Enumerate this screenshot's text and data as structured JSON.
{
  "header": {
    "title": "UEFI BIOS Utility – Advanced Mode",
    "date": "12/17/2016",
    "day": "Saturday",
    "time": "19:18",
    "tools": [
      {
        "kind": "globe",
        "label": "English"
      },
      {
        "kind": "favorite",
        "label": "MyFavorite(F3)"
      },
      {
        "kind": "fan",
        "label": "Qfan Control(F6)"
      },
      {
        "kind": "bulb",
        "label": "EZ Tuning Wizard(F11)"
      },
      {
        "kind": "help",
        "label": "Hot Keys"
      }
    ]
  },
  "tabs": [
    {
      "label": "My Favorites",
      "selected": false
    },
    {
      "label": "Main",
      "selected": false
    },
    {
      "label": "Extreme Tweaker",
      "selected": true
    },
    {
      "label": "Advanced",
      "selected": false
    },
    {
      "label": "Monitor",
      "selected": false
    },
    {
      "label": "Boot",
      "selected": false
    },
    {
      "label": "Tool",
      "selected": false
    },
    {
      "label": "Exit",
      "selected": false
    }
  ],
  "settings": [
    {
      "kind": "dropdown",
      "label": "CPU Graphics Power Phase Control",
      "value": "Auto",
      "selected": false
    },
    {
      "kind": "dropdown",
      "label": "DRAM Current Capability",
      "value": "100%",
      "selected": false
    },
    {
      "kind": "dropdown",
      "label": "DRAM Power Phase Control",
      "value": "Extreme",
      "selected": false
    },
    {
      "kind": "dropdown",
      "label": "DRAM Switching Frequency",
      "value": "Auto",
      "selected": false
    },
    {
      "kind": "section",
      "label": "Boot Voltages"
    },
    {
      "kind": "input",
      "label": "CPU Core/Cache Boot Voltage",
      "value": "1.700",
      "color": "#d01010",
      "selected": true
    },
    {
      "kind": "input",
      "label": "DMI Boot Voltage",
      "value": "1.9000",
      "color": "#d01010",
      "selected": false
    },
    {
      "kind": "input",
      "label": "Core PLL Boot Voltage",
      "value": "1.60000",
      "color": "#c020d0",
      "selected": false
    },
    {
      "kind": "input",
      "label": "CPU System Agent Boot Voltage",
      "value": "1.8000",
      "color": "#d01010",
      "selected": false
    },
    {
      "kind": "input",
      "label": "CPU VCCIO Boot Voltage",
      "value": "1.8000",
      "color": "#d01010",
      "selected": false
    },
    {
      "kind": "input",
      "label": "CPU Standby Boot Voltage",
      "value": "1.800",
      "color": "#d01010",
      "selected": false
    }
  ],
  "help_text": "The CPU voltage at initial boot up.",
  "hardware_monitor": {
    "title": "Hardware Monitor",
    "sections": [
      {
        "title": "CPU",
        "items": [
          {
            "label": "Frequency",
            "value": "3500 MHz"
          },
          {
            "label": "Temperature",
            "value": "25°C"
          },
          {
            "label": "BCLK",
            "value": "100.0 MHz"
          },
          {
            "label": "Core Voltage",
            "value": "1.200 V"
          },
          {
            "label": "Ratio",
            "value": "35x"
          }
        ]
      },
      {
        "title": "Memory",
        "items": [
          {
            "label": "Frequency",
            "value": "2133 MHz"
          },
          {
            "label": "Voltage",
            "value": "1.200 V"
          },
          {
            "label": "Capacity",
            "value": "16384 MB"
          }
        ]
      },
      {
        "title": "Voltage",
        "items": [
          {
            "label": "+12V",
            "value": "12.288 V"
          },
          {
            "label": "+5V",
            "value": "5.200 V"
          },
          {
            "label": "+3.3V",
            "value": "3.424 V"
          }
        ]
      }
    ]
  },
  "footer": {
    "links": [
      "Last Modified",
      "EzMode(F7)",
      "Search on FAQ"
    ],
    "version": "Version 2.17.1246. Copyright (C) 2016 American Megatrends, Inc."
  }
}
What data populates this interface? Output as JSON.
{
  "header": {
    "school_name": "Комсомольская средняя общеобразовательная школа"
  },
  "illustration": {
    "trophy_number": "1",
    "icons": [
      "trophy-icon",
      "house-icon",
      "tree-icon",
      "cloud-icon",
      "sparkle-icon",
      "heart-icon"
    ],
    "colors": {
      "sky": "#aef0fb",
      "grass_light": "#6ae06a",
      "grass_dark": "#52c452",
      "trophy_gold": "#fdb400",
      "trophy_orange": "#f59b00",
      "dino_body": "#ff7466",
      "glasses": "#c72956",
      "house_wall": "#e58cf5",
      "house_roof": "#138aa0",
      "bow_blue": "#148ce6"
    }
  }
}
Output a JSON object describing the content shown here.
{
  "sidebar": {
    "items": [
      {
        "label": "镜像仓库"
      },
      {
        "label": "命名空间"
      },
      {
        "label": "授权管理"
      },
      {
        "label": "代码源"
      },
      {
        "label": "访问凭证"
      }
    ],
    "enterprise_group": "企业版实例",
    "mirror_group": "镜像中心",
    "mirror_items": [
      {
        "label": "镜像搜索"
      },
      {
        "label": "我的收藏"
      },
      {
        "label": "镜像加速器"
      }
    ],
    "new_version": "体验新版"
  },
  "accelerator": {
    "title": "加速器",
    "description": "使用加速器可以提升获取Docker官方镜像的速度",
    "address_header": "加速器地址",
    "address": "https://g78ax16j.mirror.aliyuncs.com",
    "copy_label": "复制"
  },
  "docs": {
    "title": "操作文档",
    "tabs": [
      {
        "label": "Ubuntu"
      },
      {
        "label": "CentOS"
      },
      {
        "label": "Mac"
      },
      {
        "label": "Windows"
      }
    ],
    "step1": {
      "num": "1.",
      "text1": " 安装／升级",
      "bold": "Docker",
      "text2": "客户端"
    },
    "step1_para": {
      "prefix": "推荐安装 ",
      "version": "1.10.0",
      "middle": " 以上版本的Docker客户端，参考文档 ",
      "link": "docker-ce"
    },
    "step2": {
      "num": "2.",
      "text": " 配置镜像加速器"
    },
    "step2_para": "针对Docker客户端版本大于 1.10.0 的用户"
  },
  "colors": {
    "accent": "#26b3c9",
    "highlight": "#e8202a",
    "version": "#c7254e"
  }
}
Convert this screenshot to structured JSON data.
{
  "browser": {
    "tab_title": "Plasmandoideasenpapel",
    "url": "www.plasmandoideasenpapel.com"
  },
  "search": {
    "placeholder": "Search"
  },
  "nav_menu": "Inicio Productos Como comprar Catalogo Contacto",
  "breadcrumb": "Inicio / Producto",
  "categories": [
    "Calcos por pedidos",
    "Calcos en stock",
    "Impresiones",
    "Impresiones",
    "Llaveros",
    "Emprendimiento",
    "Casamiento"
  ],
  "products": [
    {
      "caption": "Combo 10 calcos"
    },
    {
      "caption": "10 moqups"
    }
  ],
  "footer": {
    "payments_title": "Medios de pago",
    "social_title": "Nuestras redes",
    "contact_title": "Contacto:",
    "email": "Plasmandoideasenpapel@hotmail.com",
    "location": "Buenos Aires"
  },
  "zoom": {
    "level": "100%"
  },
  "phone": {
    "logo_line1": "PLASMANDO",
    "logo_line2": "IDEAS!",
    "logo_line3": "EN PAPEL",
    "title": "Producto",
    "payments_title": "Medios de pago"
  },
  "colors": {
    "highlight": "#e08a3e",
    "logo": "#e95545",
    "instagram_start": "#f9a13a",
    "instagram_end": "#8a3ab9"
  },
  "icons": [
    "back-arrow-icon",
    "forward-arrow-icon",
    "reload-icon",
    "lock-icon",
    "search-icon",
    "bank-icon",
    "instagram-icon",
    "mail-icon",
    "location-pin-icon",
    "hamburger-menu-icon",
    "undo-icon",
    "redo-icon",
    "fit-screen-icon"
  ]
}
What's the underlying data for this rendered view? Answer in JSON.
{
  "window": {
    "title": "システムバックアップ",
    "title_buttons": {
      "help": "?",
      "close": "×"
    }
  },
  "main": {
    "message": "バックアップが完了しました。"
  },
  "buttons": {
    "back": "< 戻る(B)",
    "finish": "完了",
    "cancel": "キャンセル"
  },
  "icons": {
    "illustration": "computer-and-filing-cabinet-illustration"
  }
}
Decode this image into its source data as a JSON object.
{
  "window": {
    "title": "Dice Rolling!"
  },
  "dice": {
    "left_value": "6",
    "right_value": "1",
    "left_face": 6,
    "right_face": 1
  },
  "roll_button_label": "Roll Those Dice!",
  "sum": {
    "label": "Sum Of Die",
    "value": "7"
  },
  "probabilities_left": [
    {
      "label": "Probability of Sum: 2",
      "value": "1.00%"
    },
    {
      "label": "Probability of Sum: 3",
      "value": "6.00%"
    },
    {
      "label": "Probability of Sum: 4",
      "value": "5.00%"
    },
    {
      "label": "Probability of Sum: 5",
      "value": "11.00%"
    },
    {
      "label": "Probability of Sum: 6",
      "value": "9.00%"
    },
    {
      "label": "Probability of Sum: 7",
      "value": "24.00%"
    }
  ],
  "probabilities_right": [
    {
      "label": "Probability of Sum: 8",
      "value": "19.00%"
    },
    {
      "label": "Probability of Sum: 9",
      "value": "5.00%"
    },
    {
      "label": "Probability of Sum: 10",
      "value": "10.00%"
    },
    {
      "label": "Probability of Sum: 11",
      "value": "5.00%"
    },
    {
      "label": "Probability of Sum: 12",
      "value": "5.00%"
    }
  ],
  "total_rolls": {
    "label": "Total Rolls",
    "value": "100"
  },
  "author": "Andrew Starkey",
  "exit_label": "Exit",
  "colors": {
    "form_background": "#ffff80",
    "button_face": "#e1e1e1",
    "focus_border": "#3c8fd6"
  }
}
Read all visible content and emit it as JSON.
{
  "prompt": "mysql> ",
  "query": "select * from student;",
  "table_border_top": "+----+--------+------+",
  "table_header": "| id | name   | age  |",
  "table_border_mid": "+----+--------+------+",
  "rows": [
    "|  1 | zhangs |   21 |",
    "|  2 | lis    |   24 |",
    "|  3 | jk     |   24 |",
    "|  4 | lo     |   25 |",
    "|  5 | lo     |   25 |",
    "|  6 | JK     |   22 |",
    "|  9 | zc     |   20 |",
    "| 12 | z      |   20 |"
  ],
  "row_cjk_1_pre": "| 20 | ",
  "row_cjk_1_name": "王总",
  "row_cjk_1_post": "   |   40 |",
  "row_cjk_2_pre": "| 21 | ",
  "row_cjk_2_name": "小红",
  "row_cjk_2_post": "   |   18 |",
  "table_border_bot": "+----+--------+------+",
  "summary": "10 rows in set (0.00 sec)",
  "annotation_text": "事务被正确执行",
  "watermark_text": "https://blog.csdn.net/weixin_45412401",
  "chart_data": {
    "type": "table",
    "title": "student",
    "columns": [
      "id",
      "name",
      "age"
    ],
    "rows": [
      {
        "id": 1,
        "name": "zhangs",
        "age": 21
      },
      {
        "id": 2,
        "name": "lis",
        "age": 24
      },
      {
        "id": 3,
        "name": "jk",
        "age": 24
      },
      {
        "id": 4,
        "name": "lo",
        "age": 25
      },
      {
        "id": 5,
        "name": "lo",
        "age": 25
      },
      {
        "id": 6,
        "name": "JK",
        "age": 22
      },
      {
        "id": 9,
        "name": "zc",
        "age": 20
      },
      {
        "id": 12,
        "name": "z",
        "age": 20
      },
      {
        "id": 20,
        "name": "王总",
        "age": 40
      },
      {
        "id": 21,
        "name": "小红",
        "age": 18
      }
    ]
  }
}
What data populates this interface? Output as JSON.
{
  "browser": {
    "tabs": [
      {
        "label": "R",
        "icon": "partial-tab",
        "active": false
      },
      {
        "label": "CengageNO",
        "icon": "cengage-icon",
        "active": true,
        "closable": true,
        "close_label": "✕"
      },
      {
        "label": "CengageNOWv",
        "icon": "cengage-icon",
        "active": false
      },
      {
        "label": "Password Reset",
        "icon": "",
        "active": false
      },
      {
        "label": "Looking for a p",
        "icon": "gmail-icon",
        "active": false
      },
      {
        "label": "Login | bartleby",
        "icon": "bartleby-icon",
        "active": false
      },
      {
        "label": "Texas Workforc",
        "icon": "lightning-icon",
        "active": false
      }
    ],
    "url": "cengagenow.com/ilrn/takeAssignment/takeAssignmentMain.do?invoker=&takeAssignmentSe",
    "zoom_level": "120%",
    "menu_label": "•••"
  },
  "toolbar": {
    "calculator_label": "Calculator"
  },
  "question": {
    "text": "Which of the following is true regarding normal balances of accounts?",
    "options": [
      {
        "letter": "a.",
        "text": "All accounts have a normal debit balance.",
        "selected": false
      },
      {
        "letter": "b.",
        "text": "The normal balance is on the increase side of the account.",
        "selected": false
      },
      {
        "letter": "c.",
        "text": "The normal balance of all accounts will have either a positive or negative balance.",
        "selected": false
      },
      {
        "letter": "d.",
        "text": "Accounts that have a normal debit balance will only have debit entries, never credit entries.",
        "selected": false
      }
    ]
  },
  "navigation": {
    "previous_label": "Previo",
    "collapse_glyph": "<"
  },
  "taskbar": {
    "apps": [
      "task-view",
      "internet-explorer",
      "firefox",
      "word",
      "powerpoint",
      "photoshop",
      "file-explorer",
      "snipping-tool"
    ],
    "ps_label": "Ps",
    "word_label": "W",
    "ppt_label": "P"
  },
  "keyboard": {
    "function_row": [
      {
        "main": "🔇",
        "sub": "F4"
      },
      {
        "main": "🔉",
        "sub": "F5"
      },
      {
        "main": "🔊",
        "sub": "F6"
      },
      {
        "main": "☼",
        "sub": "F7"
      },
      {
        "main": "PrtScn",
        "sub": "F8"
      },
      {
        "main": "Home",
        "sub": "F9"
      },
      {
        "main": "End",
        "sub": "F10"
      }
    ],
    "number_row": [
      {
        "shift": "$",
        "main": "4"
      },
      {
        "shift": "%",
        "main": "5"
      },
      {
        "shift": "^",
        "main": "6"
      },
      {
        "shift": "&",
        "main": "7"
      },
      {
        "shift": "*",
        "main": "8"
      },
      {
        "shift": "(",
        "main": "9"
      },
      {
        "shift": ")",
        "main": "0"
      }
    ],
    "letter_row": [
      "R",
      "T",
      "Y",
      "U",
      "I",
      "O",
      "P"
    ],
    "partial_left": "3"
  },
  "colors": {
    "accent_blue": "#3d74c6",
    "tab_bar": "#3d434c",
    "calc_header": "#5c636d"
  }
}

WRITTEN REQUEST. Look through the entries above for the word "Phase". Copy every line where it shows up.

TASK RESULT.
      "label": "CPU Graphics Power Phase Control",
      "label": "DRAM Power Phase Control",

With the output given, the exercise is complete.